[DIRECTIVE] Copy out the lines starting at the one containing "cherokee-point-12 <box>104 682 123 701</box>" and ending at the one containing "cherokee-point-104 <box>781 605 800 625</box>", keeping every character unchanged.

[EXCERPTED DATA]
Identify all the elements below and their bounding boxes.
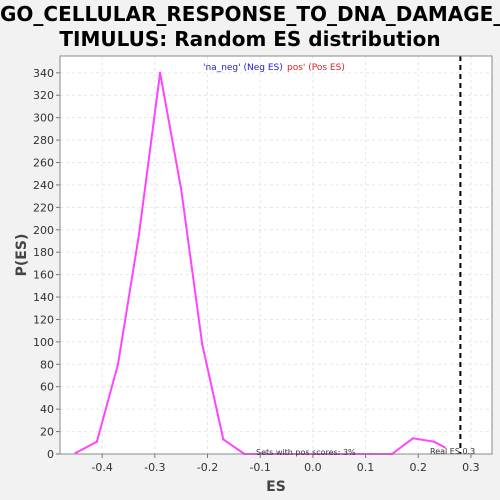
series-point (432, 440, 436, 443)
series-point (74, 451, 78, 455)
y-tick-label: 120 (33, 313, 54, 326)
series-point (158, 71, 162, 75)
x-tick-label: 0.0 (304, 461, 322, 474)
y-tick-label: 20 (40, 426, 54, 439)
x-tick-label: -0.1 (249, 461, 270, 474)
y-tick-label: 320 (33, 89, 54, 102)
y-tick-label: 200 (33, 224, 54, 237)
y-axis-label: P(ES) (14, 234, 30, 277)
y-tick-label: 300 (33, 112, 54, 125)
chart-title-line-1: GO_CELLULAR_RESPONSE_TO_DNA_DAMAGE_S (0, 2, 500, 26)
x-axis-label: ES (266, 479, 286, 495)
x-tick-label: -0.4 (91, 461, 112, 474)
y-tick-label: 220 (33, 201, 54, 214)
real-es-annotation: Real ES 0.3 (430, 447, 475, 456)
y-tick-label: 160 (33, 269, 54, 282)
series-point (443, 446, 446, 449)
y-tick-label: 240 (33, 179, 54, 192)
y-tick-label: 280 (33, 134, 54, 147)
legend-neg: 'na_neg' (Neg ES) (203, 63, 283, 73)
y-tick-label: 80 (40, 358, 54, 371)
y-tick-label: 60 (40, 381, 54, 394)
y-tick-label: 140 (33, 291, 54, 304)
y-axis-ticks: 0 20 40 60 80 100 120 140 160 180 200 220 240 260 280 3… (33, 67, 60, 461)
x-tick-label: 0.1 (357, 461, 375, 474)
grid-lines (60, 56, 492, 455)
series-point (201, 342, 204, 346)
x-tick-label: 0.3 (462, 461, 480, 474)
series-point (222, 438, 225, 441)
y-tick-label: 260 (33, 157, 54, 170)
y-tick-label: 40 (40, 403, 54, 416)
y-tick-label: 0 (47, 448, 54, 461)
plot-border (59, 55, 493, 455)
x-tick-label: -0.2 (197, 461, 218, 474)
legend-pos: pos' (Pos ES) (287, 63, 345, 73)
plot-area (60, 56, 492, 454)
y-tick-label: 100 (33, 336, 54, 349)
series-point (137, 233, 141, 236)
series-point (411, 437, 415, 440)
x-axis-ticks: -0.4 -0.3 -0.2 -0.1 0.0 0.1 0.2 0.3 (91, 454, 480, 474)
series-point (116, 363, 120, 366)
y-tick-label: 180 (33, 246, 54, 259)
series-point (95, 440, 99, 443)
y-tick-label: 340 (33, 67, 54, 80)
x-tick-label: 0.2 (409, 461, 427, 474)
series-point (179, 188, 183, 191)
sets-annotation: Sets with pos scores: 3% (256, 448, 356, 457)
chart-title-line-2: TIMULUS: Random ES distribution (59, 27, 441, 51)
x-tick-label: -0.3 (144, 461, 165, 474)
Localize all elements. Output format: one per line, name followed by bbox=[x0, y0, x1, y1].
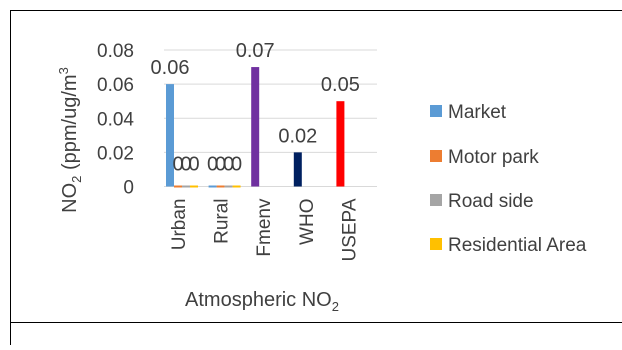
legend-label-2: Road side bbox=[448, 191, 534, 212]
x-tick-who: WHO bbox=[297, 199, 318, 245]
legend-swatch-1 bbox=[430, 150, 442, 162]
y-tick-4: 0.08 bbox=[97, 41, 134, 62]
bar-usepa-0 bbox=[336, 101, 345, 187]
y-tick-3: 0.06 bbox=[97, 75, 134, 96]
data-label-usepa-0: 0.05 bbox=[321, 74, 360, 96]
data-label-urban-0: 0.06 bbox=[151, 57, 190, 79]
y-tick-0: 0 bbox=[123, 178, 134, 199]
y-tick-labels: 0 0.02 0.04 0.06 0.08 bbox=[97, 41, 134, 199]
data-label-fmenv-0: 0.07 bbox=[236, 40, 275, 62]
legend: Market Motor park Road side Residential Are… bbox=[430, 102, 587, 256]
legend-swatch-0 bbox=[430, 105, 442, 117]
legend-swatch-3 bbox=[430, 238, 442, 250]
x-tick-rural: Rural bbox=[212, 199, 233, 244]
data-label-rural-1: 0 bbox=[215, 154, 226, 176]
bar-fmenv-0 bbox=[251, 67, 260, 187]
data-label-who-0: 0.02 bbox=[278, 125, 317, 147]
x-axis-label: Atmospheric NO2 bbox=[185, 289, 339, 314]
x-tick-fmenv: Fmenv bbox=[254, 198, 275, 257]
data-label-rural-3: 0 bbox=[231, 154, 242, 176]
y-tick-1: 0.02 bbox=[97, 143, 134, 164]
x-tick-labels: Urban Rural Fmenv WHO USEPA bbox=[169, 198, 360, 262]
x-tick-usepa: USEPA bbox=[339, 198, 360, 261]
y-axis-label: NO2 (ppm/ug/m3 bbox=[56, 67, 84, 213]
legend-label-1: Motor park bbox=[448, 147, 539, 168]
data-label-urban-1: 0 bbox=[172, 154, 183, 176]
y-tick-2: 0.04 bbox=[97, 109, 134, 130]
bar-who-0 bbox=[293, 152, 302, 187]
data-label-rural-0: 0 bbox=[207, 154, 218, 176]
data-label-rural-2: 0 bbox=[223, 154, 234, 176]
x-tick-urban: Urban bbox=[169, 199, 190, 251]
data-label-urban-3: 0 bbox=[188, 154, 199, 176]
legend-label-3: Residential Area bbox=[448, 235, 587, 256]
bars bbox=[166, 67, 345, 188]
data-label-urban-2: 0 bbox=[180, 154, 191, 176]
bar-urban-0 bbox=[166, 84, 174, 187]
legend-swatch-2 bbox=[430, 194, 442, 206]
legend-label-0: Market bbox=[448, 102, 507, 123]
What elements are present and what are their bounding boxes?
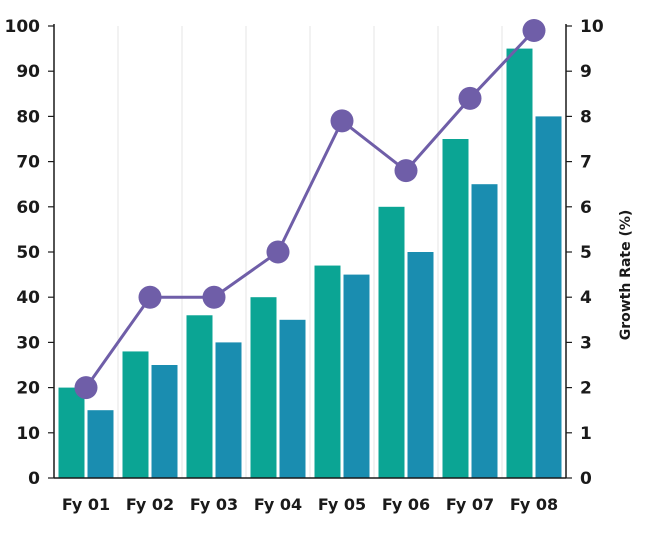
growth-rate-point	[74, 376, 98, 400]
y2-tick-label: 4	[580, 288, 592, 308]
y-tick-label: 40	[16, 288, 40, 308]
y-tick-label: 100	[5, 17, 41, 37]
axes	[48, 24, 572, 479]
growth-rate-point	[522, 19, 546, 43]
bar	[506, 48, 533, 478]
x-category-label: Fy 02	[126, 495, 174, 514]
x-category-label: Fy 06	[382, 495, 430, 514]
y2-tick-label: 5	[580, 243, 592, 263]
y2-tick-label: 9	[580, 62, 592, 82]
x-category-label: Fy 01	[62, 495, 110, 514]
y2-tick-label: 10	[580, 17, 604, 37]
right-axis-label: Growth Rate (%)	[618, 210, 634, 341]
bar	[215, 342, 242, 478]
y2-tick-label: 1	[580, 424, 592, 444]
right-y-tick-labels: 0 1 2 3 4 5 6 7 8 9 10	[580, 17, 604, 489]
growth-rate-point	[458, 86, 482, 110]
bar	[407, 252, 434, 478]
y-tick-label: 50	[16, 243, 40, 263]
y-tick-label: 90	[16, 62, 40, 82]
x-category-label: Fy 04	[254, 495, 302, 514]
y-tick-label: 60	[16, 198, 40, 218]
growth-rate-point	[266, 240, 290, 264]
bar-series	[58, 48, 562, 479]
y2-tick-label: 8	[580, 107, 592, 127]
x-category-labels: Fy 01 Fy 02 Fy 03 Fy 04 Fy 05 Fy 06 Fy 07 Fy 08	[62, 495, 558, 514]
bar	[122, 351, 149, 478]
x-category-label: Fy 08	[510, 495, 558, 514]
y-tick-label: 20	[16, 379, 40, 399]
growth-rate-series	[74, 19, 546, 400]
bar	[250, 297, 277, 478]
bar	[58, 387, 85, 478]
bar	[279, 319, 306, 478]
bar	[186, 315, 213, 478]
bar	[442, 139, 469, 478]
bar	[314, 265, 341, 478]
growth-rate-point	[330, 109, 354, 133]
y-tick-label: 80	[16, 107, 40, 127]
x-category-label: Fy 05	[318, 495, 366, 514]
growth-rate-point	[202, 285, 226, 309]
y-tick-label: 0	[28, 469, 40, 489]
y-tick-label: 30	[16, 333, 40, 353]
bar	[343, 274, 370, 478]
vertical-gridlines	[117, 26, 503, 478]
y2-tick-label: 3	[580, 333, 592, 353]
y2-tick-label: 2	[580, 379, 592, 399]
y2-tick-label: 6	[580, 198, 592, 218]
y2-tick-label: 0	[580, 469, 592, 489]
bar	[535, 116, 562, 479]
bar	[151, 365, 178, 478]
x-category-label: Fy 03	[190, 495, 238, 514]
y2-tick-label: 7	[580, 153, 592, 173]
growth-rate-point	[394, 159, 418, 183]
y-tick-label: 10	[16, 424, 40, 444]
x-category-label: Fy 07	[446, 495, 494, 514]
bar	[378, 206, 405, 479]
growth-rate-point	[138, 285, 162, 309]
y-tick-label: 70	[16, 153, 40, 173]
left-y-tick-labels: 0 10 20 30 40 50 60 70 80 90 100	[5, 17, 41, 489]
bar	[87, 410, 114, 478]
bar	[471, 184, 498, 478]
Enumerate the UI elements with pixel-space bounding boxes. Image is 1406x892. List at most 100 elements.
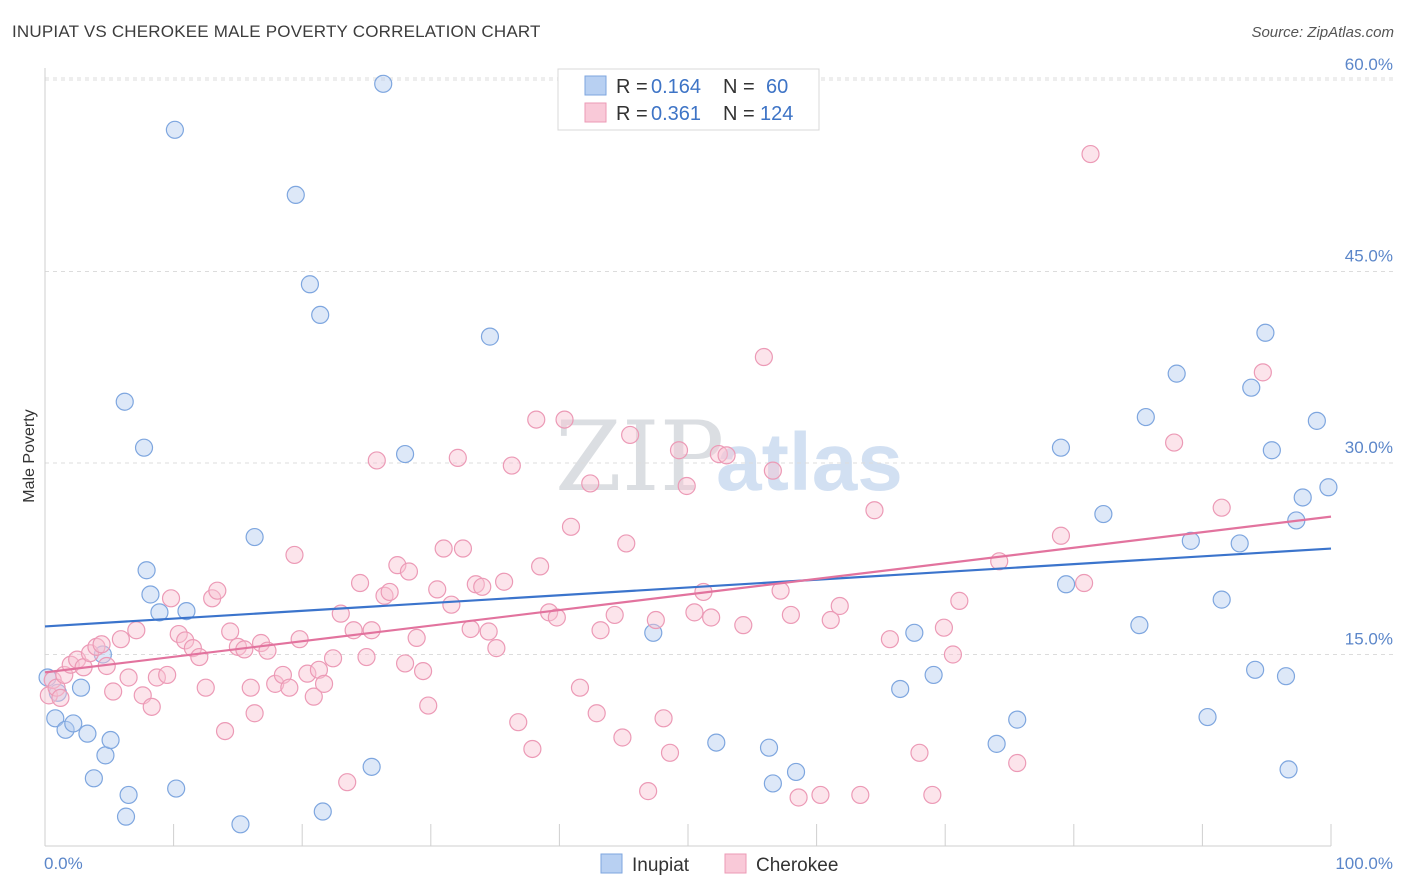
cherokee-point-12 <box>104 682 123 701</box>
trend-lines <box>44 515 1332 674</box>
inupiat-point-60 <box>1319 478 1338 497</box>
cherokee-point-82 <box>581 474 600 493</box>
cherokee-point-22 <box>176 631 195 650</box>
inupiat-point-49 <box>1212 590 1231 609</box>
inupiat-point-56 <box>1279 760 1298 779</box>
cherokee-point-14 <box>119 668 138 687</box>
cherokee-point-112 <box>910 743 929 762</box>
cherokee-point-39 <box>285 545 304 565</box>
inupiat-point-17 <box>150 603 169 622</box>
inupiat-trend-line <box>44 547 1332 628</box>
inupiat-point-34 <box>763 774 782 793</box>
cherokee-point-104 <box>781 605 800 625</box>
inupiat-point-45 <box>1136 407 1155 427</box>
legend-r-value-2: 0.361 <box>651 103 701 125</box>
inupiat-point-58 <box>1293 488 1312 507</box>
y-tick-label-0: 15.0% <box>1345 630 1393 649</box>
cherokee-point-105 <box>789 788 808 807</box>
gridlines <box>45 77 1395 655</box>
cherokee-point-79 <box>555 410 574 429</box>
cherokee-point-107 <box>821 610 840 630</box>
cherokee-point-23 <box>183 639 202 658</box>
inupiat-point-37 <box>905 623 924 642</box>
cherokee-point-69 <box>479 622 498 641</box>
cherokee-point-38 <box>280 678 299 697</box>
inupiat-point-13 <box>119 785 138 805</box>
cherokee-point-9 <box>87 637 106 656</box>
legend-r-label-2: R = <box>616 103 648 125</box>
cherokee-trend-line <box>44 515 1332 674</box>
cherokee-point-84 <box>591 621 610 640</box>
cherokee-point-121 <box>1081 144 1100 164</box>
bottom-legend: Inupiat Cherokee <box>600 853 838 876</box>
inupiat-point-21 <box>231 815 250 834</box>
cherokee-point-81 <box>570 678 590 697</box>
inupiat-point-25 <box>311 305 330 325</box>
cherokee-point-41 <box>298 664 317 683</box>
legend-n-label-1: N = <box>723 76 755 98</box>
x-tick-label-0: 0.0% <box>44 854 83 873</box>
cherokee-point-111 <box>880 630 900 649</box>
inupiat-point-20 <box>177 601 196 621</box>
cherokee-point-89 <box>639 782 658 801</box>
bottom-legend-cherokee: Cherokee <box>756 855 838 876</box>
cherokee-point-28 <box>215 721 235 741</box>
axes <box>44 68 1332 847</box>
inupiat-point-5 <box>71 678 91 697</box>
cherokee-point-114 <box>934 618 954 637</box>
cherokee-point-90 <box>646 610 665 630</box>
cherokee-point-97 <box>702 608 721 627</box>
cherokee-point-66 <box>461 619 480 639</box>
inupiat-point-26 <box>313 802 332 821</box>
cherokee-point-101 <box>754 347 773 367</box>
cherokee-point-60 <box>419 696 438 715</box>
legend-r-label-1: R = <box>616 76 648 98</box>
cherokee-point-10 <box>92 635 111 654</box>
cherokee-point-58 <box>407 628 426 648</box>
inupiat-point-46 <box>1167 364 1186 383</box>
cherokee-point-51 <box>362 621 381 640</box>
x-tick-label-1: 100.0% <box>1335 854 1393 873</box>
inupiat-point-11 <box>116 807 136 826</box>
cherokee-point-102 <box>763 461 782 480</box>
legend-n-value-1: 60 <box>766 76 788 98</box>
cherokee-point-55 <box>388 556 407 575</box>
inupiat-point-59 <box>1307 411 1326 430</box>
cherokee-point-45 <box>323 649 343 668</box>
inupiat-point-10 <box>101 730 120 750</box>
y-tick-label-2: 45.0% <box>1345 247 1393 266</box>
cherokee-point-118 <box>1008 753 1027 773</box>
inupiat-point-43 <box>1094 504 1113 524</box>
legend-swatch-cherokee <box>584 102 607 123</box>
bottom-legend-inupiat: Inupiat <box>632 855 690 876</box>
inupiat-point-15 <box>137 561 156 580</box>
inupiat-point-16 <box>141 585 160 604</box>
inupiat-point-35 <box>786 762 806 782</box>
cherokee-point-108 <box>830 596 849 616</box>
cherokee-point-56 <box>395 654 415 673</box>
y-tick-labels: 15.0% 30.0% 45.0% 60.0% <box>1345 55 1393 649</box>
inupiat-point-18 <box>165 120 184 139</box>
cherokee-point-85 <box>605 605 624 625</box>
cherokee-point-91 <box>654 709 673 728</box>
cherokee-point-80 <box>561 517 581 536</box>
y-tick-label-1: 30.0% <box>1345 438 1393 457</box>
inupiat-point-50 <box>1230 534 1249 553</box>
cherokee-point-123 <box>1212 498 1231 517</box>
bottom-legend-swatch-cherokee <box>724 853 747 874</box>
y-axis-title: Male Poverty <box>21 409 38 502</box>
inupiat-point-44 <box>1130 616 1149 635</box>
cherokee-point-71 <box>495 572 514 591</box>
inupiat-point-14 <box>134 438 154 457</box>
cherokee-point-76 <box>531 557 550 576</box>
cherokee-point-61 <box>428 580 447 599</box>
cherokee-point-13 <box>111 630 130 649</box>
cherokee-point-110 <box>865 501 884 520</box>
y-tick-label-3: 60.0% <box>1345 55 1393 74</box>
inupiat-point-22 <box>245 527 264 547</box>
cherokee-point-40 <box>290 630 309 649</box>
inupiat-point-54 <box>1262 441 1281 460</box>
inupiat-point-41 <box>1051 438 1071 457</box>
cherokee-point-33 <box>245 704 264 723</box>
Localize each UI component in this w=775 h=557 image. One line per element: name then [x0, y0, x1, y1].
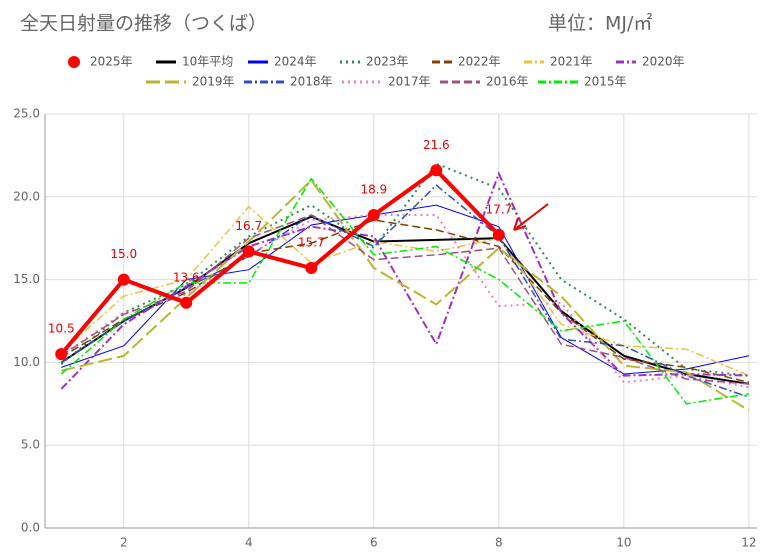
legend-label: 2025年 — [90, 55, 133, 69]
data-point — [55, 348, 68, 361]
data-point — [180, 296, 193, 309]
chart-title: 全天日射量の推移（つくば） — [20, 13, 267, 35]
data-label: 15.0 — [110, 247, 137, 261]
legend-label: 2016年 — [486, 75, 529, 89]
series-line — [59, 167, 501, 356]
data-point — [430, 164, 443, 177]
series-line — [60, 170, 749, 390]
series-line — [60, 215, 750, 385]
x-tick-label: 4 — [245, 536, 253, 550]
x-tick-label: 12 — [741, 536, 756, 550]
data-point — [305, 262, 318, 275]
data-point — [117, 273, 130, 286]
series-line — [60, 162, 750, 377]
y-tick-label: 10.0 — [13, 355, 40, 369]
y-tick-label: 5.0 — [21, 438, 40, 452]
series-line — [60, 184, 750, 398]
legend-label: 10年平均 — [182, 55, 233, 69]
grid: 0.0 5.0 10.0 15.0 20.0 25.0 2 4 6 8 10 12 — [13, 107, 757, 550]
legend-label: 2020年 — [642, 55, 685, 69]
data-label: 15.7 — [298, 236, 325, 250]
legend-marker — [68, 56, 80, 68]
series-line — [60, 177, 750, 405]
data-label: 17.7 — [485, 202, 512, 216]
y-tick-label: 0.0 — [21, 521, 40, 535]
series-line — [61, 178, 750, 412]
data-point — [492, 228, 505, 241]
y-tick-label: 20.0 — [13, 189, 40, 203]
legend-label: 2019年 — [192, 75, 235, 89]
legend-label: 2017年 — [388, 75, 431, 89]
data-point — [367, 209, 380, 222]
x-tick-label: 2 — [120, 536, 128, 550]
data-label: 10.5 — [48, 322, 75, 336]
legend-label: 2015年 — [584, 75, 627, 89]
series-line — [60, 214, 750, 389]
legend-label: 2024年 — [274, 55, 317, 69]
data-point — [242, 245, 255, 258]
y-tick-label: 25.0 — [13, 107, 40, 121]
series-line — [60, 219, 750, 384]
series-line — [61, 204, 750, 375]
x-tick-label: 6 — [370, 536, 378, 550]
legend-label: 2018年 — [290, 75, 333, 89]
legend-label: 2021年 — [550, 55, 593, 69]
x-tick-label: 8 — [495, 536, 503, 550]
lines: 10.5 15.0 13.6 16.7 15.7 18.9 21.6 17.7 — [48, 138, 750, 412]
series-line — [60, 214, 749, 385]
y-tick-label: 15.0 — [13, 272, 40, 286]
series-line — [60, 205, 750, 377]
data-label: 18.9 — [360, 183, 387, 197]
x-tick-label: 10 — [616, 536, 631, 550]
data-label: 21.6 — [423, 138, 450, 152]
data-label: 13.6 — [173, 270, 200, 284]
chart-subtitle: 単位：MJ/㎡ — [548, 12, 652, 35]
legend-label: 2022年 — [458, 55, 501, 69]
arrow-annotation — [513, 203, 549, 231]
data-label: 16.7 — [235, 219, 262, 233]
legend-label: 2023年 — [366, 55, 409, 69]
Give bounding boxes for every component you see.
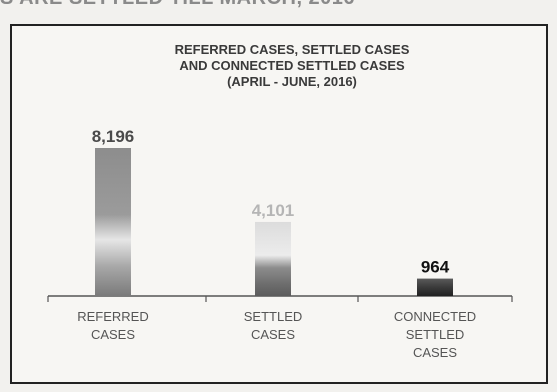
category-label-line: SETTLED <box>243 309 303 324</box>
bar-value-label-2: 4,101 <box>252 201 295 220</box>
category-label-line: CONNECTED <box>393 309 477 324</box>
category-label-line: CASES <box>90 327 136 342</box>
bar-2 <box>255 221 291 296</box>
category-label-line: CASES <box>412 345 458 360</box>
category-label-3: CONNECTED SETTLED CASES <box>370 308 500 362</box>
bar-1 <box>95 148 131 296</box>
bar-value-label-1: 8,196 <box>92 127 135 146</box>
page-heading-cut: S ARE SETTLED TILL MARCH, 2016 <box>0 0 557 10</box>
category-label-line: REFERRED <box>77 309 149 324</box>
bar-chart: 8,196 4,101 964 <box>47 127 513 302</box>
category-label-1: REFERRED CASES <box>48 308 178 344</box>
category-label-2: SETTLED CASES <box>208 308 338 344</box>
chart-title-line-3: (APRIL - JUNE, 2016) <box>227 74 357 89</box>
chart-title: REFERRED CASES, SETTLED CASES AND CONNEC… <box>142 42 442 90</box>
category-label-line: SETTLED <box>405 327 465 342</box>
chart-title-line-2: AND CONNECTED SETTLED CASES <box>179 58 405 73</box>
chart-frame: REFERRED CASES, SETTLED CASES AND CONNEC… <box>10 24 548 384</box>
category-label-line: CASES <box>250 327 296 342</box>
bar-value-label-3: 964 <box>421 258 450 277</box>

[PROBLEM SOLUTION]
cherokee-point-12 <box>104 682 123 701</box>
trend-lines <box>44 515 1332 674</box>
inupiat-point-60 <box>1319 478 1338 497</box>
cherokee-point-82 <box>581 474 600 493</box>
cherokee-point-22 <box>176 631 195 650</box>
inupiat-point-49 <box>1212 590 1231 609</box>
inupiat-point-56 <box>1279 760 1298 779</box>
cherokee-point-14 <box>119 668 138 687</box>
cherokee-point-112 <box>910 743 929 762</box>
cherokee-point-39 <box>285 545 304 565</box>
inupiat-point-17 <box>150 603 169 622</box>
inupiat-trend-line <box>44 547 1332 628</box>
inupiat-point-34 <box>763 774 782 793</box>
cherokee-point-104 <box>781 605 800 625</box>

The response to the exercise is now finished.